Your answer is a single number: the count of lines that contain the string "JSON".
--- Begin Supplied records ---
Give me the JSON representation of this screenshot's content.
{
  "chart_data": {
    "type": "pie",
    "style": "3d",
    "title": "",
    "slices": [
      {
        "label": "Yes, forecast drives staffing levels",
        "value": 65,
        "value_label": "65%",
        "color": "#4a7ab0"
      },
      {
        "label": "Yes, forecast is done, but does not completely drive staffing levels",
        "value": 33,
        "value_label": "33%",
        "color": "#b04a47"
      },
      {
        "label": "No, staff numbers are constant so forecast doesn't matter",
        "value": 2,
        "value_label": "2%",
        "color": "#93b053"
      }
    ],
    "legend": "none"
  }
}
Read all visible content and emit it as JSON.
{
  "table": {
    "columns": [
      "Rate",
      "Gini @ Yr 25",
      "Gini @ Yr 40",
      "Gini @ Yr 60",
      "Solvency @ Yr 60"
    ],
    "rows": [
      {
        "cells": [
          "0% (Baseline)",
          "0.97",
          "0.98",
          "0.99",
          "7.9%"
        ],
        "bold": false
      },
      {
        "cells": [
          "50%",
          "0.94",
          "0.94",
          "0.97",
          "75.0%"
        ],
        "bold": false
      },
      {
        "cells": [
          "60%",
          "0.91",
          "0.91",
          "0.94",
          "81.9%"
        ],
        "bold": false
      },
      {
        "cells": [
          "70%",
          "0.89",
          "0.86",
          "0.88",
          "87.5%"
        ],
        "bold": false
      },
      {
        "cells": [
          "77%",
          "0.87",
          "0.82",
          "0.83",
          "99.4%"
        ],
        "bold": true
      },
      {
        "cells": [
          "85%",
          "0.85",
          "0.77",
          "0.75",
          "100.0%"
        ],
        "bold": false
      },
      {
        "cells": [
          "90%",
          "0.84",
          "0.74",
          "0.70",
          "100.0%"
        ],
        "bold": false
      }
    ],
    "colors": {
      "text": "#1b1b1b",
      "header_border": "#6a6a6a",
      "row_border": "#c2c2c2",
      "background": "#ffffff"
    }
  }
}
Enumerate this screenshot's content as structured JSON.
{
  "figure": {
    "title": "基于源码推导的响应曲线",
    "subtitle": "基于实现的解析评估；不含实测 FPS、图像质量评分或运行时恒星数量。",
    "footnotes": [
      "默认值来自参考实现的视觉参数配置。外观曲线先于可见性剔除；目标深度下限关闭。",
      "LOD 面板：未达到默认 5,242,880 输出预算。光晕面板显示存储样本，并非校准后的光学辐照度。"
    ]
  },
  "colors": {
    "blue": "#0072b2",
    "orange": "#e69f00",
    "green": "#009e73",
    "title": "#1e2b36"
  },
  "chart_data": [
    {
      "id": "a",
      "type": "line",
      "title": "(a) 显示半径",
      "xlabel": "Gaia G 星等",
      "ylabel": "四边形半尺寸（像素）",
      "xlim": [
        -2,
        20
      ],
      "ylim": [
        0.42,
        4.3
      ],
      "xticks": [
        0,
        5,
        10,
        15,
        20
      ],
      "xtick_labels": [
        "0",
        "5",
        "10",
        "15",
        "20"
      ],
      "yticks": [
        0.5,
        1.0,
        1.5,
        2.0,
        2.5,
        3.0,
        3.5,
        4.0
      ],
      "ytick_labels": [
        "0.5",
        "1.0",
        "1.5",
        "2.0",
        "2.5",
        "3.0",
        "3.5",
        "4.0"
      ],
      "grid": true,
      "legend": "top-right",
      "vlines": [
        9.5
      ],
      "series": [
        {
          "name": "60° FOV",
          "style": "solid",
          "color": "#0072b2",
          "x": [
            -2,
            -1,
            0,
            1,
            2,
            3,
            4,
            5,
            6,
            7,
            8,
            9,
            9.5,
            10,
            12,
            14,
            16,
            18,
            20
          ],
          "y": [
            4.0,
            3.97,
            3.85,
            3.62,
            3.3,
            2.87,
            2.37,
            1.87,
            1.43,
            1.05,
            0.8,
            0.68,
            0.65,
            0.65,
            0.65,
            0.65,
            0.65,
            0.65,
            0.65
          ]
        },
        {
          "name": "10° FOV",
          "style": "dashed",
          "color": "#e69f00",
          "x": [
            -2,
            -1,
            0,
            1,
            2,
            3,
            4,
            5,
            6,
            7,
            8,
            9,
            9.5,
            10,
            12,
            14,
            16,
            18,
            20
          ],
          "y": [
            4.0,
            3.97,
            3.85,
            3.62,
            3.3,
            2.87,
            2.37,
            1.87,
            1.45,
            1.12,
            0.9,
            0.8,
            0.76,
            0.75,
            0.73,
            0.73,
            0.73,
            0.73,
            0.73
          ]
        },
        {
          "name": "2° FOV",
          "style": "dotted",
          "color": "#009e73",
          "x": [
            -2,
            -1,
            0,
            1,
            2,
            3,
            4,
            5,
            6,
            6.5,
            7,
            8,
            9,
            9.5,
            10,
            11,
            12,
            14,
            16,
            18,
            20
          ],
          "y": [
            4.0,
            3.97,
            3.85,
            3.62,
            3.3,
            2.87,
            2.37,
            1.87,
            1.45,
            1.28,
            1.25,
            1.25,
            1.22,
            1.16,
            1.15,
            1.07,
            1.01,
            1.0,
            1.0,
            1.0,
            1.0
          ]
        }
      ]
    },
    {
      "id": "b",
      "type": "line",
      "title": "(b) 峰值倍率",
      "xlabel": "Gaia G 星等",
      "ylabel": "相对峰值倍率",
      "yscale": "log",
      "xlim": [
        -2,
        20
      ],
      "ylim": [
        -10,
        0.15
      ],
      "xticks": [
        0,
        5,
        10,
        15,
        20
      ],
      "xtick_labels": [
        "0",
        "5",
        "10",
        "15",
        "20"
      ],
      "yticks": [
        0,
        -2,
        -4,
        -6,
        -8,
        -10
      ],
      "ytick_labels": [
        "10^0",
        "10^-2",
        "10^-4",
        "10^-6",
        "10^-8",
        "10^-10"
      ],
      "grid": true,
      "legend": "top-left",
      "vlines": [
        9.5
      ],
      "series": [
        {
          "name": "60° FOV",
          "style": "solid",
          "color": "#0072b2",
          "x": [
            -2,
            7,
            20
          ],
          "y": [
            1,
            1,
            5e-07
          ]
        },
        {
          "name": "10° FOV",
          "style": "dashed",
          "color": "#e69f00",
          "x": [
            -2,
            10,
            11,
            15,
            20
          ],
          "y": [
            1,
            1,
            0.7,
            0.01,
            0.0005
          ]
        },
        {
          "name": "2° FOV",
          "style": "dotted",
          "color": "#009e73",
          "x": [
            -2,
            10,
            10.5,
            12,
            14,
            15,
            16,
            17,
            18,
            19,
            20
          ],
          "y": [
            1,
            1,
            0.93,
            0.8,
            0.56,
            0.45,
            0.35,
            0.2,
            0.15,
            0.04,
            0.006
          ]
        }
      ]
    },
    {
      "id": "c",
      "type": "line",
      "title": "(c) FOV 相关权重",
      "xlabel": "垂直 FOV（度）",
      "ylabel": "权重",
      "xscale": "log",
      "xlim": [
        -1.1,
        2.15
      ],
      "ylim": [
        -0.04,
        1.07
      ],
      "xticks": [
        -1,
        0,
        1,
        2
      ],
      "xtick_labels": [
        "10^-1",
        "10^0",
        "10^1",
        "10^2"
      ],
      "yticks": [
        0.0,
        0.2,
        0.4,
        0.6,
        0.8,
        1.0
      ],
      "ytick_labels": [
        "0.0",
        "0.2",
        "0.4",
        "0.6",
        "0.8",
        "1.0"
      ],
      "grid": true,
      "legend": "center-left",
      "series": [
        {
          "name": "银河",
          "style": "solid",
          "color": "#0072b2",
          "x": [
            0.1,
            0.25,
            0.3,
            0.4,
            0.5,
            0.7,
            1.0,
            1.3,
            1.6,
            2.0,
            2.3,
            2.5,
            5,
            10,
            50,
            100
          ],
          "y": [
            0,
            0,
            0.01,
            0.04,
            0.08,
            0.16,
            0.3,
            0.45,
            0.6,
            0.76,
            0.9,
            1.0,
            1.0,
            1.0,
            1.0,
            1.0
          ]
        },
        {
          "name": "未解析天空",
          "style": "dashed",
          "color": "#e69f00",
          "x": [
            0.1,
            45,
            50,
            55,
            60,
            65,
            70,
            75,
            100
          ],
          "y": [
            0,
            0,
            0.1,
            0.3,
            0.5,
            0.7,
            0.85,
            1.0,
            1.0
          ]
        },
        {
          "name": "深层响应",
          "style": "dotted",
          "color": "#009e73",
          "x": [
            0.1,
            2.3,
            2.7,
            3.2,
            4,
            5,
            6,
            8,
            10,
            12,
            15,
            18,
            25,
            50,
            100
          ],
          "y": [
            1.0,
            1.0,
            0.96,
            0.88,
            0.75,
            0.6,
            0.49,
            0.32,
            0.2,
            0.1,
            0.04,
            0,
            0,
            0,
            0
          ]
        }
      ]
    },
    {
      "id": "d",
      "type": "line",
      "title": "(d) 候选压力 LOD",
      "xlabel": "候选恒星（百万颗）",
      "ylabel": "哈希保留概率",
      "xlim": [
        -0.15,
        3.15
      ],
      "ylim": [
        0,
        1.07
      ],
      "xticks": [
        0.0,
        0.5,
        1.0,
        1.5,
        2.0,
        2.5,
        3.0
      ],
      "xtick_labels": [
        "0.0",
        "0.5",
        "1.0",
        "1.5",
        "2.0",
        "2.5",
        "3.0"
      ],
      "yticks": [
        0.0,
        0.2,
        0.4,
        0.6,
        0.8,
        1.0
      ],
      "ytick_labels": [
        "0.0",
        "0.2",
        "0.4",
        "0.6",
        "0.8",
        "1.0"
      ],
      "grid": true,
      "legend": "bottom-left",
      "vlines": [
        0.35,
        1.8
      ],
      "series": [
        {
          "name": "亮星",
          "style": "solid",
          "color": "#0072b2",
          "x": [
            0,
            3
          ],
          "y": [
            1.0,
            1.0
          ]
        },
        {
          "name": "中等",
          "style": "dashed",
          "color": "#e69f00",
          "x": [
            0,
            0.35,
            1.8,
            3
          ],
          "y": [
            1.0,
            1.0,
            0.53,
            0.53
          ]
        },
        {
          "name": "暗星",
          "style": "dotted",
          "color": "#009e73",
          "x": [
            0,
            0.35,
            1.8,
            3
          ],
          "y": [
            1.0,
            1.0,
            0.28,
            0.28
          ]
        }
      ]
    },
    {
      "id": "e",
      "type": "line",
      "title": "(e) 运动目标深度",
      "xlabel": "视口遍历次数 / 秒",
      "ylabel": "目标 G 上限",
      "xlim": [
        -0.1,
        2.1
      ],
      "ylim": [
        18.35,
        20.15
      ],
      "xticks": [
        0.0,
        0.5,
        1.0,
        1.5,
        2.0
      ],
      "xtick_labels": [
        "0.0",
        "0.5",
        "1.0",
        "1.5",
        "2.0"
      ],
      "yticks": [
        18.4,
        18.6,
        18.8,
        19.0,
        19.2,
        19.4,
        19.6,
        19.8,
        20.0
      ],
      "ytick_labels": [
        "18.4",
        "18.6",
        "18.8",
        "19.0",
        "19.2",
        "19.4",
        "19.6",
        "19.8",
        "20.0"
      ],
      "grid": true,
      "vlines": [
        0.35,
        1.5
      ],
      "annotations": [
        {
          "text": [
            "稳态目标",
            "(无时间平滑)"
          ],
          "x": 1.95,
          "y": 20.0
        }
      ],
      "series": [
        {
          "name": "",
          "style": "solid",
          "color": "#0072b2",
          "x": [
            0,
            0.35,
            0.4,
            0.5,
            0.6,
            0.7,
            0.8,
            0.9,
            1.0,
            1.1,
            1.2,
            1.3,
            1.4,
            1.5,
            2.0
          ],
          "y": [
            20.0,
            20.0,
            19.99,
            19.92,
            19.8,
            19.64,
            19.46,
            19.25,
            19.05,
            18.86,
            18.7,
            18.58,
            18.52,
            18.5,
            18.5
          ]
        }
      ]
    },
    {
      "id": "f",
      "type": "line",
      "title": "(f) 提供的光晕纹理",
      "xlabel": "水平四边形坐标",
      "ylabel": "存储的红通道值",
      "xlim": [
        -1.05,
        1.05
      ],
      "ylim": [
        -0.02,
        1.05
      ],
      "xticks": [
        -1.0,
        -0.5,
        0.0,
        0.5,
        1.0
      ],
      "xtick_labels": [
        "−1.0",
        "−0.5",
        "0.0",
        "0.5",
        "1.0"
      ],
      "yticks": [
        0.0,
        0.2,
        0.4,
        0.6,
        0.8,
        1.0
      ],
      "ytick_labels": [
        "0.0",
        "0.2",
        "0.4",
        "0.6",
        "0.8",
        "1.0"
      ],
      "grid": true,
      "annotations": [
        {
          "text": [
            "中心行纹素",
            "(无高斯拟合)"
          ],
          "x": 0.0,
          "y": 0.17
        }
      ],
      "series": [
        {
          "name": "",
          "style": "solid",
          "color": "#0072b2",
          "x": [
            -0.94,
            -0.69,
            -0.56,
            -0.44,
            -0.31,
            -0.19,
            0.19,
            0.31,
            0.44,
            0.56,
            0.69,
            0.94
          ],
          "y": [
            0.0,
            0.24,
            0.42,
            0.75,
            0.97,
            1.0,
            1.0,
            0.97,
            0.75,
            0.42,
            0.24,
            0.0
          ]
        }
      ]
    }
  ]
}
--- End Supplied records ---
◆ **Response**: 3